>> begin
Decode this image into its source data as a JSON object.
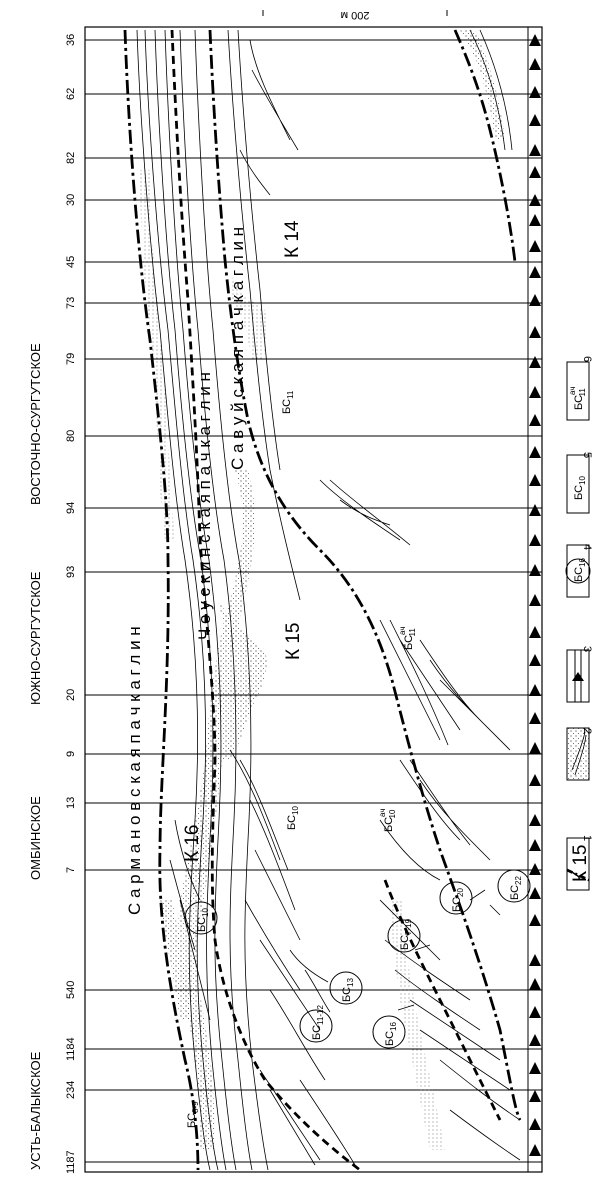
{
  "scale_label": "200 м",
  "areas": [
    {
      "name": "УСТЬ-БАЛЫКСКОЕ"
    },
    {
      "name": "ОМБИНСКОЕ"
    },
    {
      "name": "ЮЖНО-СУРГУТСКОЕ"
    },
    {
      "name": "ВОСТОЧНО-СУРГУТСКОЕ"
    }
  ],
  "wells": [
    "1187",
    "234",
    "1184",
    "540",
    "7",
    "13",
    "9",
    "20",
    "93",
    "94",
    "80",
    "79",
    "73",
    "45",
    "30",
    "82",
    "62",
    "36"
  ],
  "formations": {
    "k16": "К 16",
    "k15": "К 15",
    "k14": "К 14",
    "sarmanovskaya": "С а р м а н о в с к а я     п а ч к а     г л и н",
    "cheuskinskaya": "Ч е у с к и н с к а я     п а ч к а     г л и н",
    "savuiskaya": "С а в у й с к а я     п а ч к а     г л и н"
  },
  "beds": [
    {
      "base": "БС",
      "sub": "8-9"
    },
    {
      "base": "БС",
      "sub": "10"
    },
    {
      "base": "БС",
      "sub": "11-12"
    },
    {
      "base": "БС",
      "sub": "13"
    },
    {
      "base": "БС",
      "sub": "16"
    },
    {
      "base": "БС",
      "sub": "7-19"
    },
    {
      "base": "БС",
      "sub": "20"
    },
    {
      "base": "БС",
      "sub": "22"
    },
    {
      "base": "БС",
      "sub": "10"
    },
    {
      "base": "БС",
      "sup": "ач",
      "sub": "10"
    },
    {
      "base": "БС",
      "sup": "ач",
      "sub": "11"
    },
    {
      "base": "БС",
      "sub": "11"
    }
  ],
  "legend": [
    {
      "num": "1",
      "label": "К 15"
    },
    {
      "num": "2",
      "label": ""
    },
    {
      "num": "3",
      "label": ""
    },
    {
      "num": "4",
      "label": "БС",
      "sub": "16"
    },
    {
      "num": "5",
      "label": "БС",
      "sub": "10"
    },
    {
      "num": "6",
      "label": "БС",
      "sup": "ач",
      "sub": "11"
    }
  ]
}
>> end
GIVEN PROBLEM.
List all lines where "СУРГУТСКОЕ" occurs.

COMPLETED TASK.
      "name": "ЮЖНО-СУРГУТСКОЕ"
      "name": "ВОСТОЧНО-СУРГУТСКОЕ"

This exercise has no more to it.